◆ **What is being asked**
Take every line from the entries below that includes the word "Gesundheitsleistungen" and copy it.

- Opening Delimiter -

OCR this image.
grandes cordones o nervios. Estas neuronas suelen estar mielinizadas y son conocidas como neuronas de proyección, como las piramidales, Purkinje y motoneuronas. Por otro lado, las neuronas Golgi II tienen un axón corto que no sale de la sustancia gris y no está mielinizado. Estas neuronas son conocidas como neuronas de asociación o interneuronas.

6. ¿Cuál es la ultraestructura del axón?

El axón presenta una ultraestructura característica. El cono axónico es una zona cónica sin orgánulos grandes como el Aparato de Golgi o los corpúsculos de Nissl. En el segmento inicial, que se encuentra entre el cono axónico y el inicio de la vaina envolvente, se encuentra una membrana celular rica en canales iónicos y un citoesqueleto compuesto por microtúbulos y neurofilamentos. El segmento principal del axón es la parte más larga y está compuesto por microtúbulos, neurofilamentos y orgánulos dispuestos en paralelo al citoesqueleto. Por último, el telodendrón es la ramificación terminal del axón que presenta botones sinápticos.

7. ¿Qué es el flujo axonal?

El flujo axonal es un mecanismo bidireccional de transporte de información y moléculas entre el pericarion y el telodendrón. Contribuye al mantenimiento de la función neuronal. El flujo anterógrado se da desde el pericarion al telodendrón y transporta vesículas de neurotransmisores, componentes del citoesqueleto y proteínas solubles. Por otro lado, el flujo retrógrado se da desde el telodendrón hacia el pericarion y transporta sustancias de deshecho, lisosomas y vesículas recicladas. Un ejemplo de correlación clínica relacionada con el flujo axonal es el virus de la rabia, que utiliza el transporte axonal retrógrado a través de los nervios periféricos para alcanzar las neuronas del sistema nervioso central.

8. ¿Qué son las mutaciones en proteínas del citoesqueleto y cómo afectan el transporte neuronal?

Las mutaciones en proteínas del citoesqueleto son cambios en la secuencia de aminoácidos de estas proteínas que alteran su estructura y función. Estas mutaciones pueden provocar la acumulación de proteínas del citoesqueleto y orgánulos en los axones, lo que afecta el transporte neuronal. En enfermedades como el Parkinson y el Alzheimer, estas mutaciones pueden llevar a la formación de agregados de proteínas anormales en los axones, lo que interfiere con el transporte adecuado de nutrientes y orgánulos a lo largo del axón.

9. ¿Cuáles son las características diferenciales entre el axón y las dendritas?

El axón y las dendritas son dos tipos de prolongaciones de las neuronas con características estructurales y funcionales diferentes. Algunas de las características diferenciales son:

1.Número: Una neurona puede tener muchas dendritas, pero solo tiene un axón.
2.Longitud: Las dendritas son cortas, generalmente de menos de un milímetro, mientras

- Closing Delimiter -
- Opening Delimiter -

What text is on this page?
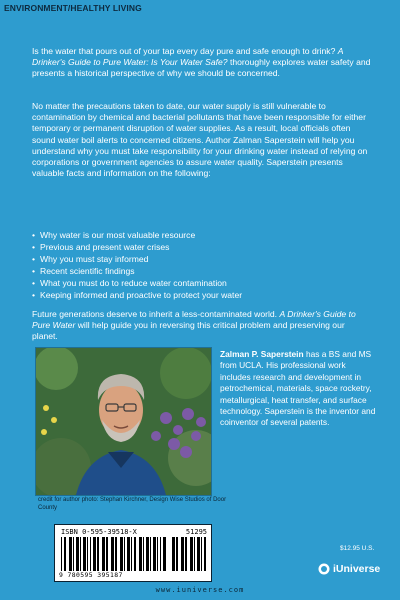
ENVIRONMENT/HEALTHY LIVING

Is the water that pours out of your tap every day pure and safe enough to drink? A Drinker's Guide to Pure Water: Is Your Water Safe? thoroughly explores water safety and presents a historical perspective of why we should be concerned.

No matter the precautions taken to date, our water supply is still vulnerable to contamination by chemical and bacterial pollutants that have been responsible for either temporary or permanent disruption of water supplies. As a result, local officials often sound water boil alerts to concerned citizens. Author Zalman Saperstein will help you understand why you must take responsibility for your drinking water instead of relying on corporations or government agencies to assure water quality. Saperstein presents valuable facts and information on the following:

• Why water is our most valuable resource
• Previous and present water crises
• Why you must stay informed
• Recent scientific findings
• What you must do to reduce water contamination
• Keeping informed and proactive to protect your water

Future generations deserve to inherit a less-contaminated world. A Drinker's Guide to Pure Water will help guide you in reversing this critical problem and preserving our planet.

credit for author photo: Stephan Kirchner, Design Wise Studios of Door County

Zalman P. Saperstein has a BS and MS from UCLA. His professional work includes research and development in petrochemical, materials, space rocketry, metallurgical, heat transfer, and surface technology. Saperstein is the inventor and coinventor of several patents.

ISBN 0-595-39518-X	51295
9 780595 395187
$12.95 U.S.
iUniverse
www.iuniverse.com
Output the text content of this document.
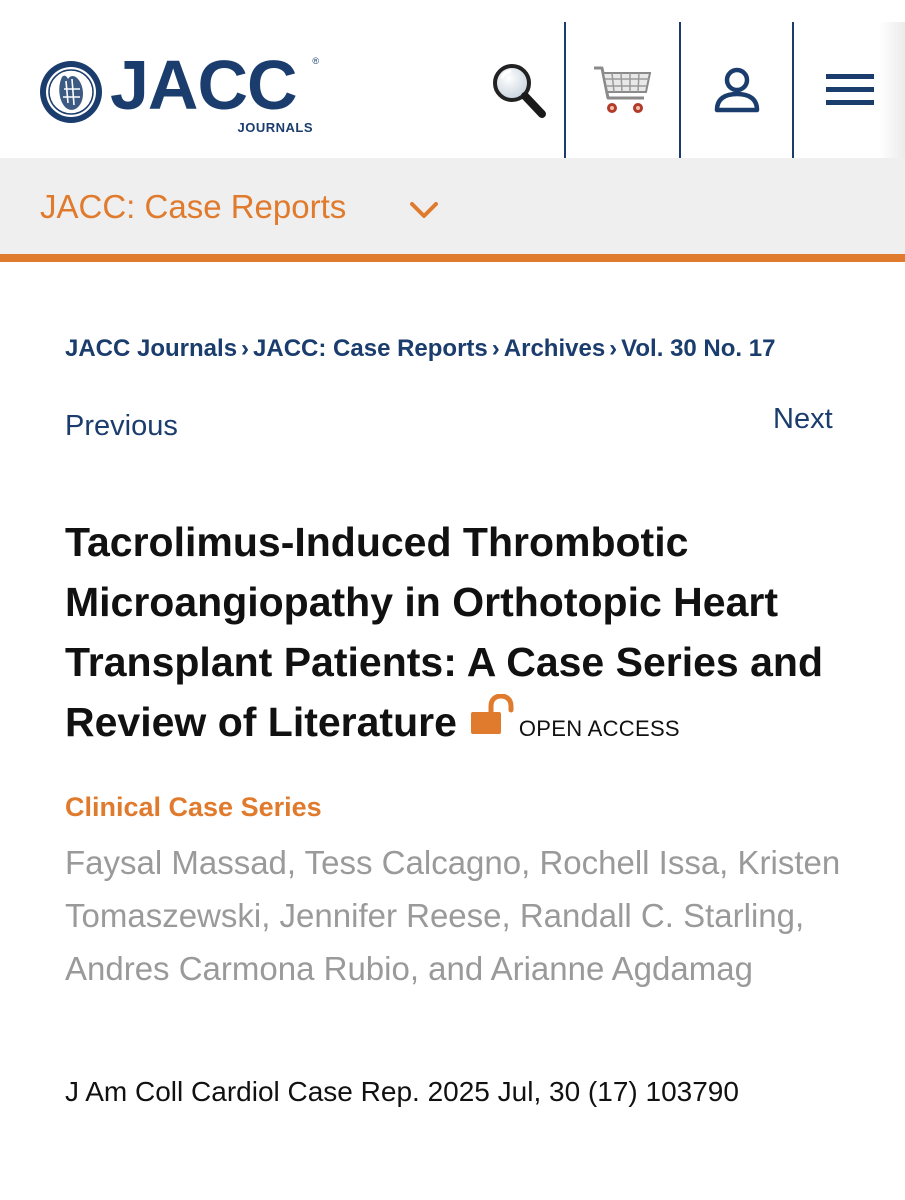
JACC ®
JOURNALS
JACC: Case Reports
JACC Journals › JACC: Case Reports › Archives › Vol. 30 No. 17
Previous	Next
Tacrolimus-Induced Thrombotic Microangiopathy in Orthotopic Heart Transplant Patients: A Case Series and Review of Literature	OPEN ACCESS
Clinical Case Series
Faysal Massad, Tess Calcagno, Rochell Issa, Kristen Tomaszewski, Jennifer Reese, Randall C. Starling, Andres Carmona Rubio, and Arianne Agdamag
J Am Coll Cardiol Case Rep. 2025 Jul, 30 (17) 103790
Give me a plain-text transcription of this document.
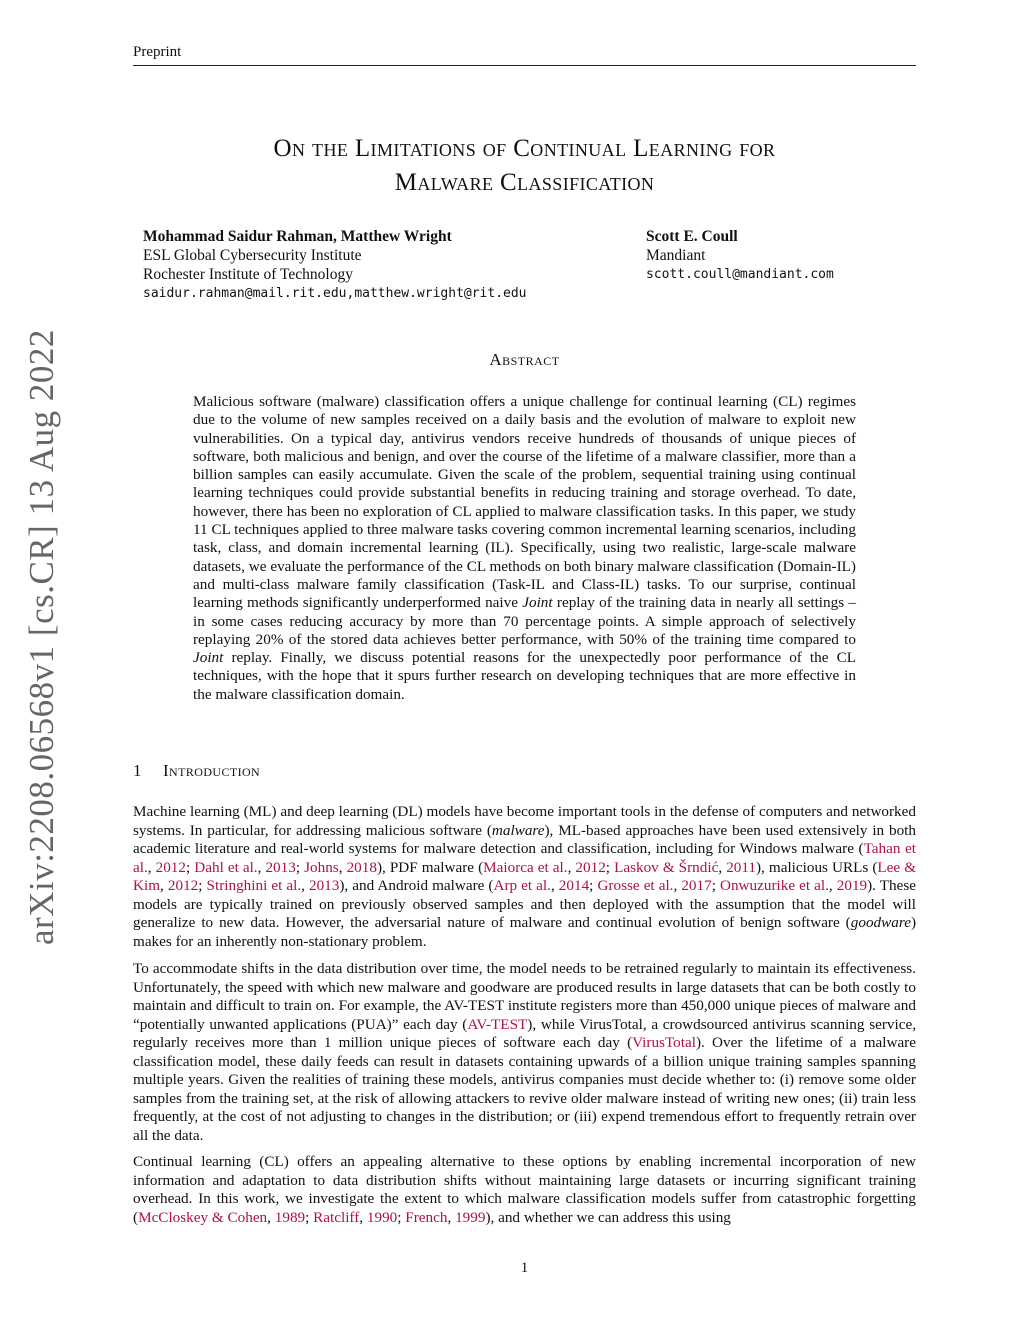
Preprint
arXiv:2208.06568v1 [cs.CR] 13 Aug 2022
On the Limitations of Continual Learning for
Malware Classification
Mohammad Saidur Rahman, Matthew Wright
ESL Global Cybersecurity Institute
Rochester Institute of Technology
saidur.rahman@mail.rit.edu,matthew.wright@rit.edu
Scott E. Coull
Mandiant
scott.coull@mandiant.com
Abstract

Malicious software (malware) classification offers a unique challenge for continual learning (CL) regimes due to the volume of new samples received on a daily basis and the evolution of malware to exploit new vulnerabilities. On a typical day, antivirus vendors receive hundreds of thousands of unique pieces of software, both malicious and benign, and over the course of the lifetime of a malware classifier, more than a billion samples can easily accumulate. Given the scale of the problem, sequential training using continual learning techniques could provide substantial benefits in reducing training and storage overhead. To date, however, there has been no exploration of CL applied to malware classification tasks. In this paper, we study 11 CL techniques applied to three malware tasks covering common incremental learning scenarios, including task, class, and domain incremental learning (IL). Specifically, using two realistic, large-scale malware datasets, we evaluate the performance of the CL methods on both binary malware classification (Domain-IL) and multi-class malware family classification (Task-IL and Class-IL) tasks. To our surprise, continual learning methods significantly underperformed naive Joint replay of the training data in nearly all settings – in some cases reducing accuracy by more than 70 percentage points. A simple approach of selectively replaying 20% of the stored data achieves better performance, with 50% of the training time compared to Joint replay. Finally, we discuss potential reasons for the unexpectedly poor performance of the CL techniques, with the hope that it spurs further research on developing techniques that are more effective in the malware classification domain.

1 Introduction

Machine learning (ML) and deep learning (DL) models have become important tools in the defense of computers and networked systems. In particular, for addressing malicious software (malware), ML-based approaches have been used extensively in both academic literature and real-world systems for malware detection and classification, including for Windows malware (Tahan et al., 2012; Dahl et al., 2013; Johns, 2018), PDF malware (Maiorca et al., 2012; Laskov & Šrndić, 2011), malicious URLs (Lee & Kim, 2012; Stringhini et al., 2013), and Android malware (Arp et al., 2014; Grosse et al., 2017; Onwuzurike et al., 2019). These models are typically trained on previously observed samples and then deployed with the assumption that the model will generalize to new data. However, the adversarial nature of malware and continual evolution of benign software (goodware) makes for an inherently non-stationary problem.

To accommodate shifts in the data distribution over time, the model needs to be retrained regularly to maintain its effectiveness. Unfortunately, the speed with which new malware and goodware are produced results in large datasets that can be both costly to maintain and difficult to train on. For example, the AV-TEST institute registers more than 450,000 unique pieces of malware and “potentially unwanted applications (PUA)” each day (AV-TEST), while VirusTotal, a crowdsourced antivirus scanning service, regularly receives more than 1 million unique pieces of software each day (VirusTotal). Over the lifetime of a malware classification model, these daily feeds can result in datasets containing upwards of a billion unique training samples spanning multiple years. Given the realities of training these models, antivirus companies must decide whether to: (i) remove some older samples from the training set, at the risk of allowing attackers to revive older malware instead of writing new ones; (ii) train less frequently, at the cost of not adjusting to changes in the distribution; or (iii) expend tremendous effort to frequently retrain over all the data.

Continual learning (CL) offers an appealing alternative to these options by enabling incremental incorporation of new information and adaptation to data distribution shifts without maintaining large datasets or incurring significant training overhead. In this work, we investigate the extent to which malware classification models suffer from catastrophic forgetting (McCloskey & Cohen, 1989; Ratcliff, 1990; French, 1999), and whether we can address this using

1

- Closing Delimiter -
- Opening Delimiter -

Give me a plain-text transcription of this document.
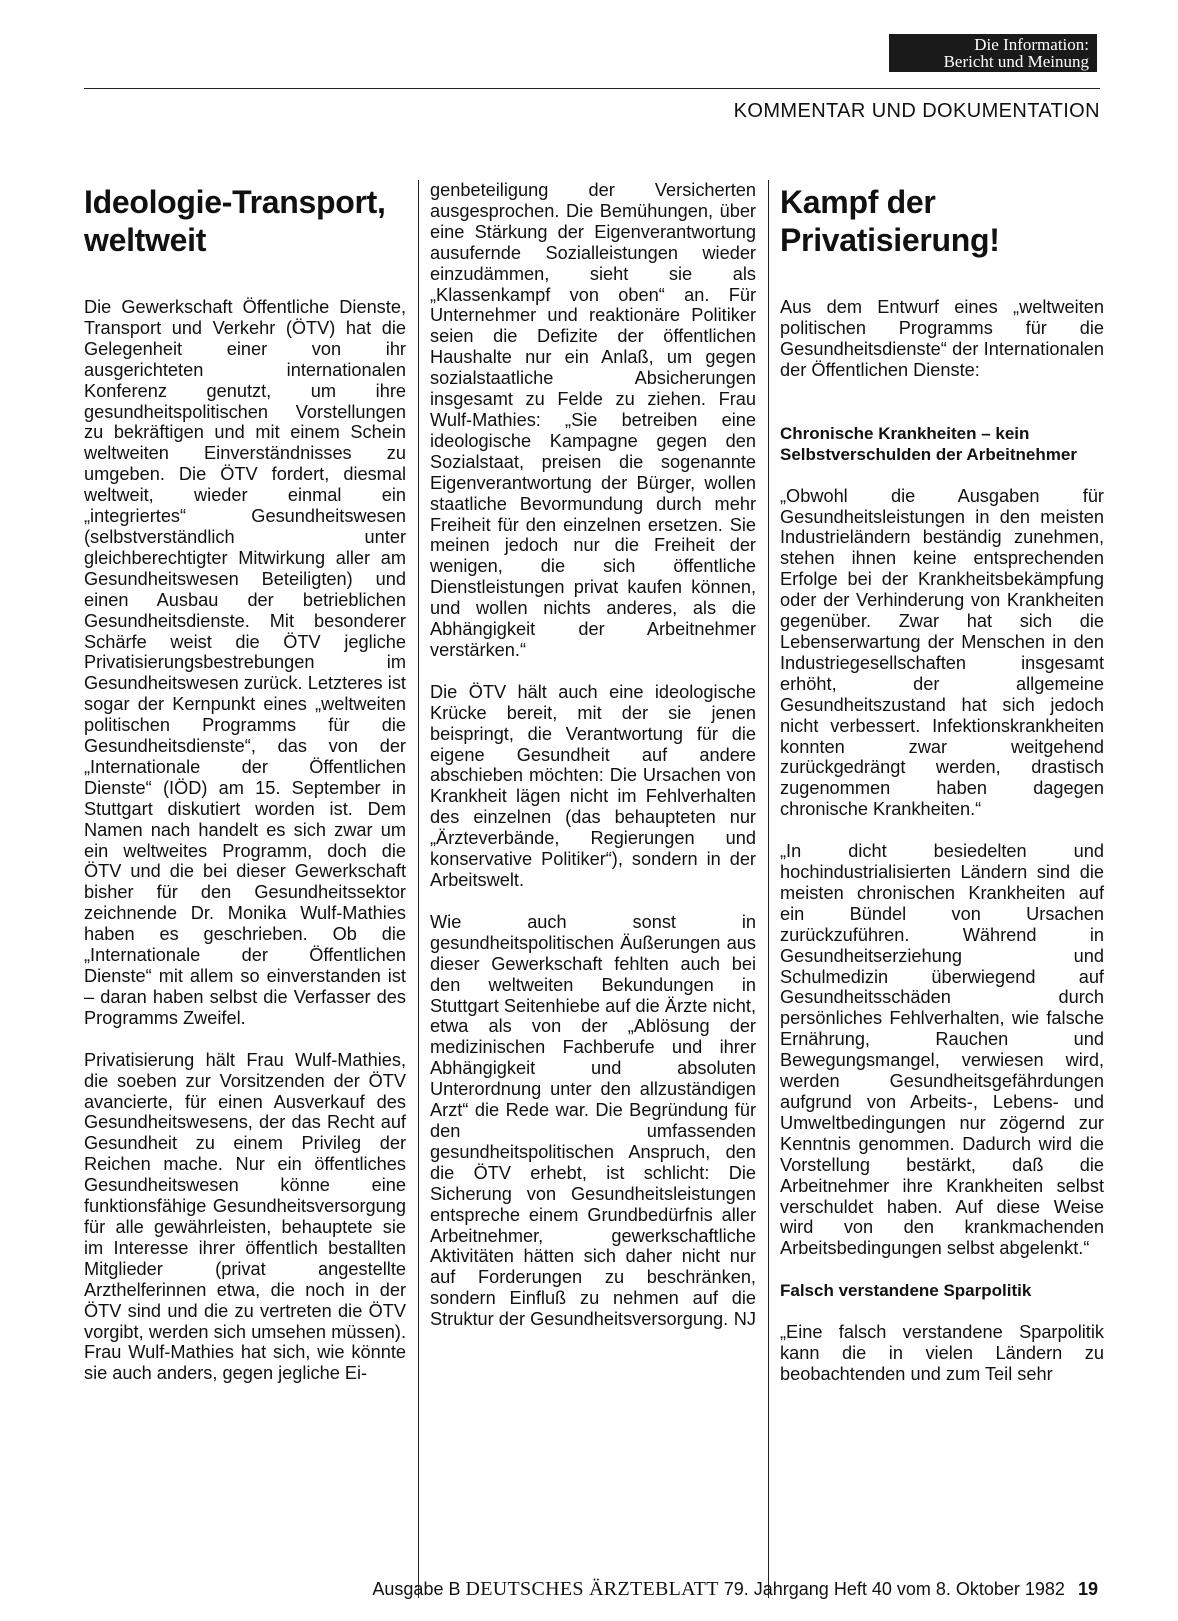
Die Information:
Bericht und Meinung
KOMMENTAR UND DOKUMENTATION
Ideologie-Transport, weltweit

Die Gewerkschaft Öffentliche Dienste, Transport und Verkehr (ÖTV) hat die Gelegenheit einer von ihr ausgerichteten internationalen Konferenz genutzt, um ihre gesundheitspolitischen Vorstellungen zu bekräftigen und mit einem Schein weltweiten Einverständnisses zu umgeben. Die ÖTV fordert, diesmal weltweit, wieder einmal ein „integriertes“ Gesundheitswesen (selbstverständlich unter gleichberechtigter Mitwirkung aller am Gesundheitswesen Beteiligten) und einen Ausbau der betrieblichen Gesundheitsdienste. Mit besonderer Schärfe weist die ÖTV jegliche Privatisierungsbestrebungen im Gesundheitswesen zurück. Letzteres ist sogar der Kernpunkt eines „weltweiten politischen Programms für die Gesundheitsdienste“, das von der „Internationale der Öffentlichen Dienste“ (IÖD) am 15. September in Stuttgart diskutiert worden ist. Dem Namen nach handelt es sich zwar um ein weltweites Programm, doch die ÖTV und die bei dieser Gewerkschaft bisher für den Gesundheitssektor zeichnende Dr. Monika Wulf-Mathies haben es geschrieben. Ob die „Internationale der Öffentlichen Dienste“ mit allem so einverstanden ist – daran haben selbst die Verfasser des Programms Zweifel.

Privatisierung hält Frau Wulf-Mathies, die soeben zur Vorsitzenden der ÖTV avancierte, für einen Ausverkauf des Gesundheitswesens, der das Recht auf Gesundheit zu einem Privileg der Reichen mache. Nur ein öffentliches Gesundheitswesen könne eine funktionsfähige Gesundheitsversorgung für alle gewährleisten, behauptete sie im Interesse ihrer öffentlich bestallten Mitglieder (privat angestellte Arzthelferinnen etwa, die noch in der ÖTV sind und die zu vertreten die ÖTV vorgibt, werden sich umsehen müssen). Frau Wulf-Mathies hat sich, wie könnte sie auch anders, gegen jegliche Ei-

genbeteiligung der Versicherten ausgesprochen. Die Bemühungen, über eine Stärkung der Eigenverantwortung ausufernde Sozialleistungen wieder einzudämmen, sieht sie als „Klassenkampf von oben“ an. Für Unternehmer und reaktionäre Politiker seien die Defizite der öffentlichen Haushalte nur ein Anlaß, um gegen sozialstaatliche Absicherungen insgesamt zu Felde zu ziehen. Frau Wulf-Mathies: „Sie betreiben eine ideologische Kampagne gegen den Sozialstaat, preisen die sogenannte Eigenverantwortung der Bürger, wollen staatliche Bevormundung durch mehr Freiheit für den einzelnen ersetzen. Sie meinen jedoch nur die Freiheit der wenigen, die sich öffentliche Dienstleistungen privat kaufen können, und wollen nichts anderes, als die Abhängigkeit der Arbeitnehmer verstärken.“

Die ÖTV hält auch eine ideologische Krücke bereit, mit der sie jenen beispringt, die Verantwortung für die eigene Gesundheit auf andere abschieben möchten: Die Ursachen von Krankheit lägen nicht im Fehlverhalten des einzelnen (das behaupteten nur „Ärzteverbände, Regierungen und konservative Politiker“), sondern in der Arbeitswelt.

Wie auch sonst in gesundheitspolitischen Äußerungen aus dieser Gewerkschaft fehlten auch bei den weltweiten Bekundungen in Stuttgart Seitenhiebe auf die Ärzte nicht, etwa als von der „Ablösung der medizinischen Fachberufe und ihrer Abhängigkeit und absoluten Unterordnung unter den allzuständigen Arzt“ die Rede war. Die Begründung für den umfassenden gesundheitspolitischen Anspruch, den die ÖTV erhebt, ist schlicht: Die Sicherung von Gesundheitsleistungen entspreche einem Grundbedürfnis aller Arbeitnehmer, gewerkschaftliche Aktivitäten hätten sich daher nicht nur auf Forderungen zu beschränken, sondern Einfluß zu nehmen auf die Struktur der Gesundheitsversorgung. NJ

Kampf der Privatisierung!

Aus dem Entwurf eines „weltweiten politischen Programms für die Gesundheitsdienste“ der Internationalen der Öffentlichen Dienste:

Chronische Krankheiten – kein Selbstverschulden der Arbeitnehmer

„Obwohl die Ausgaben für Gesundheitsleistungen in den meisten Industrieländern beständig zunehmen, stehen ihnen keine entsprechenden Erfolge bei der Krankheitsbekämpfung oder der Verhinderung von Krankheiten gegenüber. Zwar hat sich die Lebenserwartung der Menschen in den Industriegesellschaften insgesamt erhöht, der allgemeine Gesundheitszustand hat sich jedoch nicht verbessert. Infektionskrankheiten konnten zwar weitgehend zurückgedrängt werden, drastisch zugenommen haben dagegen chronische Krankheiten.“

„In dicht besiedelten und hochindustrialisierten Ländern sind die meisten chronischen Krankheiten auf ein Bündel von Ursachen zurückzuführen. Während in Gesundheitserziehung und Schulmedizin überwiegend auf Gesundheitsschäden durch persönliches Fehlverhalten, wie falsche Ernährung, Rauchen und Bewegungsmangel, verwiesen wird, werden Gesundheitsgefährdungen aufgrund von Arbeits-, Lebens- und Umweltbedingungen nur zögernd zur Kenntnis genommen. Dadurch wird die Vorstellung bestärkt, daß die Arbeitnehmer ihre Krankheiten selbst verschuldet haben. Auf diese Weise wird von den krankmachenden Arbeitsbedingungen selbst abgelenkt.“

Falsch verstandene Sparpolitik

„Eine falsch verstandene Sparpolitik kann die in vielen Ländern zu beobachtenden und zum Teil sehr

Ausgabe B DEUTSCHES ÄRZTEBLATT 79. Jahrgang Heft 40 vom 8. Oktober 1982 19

- Closing Delimiter -

◆ **Answer section**
Wie auch sonst in gesundheitspolitischen Äußerungen aus dieser Gewerkschaft fehlten auch bei den weltweiten Bekundungen in Stuttgart Seitenhiebe auf die Ärzte nicht, etwa als von der „Ablösung der medizinischen Fachberufe und ihrer Abhängigkeit und absoluten Unterordnung unter den allzuständigen Arzt“ die Rede war. Die Begründung für den umfassenden gesundheitspolitischen Anspruch, den die ÖTV erhebt, ist schlicht: Die Sicherung von Gesundheitsleistungen entspreche einem Grundbedürfnis aller Arbeitnehmer, gewerkschaftliche Aktivitäten hätten sich daher nicht nur auf Forderungen zu beschränken, sondern Einfluß zu nehmen auf die Struktur der Gesundheitsversorgung. NJ
„Obwohl die Ausgaben für Gesundheitsleistungen in den meisten Industrieländern beständig zunehmen, stehen ihnen keine entsprechenden Erfolge bei der Krankheitsbekämpfung oder der Verhinderung von Krankheiten gegenüber. Zwar hat sich die Lebenserwartung der Menschen in den Industriegesellschaften insgesamt erhöht, der allgemeine Gesundheitszustand hat sich jedoch nicht verbessert. Infektionskrankheiten konnten zwar weitgehend zurückgedrängt werden, drastisch zugenommen haben dagegen chronische Krankheiten.“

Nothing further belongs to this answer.